Check each line of the material. Copy those containing "Российской".
_ _ _
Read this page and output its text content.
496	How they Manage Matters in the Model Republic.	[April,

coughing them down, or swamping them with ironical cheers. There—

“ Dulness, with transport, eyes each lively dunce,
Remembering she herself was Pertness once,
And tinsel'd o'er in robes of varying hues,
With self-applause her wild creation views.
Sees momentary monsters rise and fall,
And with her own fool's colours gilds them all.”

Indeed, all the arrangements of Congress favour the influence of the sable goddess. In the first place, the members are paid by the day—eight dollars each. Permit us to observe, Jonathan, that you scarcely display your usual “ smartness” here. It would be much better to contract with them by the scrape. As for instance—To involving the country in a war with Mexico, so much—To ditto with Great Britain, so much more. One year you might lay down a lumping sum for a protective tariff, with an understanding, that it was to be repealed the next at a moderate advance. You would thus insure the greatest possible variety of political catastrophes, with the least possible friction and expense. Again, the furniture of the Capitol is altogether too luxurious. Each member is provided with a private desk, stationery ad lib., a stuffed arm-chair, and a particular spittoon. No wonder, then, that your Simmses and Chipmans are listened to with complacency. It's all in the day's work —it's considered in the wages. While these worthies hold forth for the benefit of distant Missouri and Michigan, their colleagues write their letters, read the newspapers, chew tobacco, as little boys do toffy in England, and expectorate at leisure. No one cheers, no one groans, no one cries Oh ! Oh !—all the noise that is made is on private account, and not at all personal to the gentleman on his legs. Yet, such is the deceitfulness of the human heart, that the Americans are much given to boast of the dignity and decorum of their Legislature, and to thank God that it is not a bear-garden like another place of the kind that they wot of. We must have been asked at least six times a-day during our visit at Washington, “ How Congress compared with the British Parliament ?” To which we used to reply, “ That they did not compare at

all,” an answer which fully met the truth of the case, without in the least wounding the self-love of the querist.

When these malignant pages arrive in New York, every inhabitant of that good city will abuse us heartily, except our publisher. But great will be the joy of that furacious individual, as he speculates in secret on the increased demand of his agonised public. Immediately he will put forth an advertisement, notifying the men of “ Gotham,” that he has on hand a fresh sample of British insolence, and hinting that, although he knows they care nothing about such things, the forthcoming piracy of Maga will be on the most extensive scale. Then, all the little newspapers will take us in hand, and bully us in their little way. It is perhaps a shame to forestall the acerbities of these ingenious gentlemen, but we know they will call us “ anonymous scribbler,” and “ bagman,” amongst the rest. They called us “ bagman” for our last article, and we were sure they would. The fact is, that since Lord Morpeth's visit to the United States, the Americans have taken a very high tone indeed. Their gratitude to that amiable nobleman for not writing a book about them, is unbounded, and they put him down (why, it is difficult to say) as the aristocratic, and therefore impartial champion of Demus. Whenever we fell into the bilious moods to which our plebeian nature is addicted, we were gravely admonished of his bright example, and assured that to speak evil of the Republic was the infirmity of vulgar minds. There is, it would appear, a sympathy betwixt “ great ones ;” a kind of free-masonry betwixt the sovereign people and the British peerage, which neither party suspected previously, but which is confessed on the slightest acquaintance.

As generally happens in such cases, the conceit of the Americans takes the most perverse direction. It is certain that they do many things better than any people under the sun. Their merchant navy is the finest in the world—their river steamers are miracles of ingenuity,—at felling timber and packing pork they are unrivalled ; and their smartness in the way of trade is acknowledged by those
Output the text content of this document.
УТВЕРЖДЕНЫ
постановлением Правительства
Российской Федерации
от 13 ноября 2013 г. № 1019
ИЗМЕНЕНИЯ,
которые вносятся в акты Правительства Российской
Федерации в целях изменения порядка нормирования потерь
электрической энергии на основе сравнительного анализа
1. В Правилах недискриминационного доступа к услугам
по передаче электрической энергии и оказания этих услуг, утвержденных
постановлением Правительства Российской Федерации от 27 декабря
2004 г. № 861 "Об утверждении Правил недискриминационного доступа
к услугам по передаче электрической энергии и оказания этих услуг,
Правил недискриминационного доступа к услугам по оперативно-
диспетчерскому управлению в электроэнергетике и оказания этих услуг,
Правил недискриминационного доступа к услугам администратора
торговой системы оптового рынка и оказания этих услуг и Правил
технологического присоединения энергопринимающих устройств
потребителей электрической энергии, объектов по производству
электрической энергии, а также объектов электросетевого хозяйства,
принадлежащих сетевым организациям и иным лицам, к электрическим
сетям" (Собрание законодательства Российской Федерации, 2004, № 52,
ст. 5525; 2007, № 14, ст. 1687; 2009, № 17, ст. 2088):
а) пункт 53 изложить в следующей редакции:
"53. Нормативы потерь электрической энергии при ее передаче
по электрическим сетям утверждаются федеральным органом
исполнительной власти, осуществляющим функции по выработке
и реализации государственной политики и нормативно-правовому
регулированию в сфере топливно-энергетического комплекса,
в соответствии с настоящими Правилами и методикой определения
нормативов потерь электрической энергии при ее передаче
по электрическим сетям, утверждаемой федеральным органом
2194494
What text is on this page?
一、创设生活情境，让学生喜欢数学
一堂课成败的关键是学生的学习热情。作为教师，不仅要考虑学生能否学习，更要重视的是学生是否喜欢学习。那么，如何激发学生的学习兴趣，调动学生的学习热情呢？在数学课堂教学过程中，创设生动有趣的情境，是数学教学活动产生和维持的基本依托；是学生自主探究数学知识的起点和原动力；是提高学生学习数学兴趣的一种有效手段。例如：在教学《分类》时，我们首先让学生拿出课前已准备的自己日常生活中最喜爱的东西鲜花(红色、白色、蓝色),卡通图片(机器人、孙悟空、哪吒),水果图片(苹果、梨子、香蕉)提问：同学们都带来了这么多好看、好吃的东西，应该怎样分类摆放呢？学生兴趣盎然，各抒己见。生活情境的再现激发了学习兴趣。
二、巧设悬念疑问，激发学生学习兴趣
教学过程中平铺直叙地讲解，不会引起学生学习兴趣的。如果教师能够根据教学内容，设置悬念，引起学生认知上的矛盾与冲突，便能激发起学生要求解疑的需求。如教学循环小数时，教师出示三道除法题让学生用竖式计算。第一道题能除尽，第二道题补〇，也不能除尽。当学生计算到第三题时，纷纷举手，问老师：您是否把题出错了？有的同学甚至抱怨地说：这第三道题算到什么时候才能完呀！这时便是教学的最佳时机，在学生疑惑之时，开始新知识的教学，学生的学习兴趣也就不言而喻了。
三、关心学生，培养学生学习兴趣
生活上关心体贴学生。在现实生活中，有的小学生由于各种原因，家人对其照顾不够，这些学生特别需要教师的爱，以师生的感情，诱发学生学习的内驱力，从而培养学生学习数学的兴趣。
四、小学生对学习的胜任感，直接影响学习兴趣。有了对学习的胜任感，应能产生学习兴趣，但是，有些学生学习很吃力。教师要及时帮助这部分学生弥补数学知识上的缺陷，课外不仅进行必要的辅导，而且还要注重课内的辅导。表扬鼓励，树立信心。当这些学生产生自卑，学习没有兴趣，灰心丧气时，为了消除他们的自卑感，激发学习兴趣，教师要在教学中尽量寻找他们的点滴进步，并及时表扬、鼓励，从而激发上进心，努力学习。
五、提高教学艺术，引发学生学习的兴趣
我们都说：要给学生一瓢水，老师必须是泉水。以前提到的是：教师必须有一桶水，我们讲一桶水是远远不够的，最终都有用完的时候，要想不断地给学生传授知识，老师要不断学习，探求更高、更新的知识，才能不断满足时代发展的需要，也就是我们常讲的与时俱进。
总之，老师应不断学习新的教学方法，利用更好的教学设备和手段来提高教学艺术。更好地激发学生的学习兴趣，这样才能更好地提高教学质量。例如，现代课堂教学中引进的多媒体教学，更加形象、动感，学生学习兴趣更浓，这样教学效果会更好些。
_ _ _
(Response):
Российской Федерации
которые вносятся в акты Правительства Российской
постановлением Правительства Российской Федерации от 27 декабря
сетям" (Собрание законодательства Российской Федерации, 2004, № 52,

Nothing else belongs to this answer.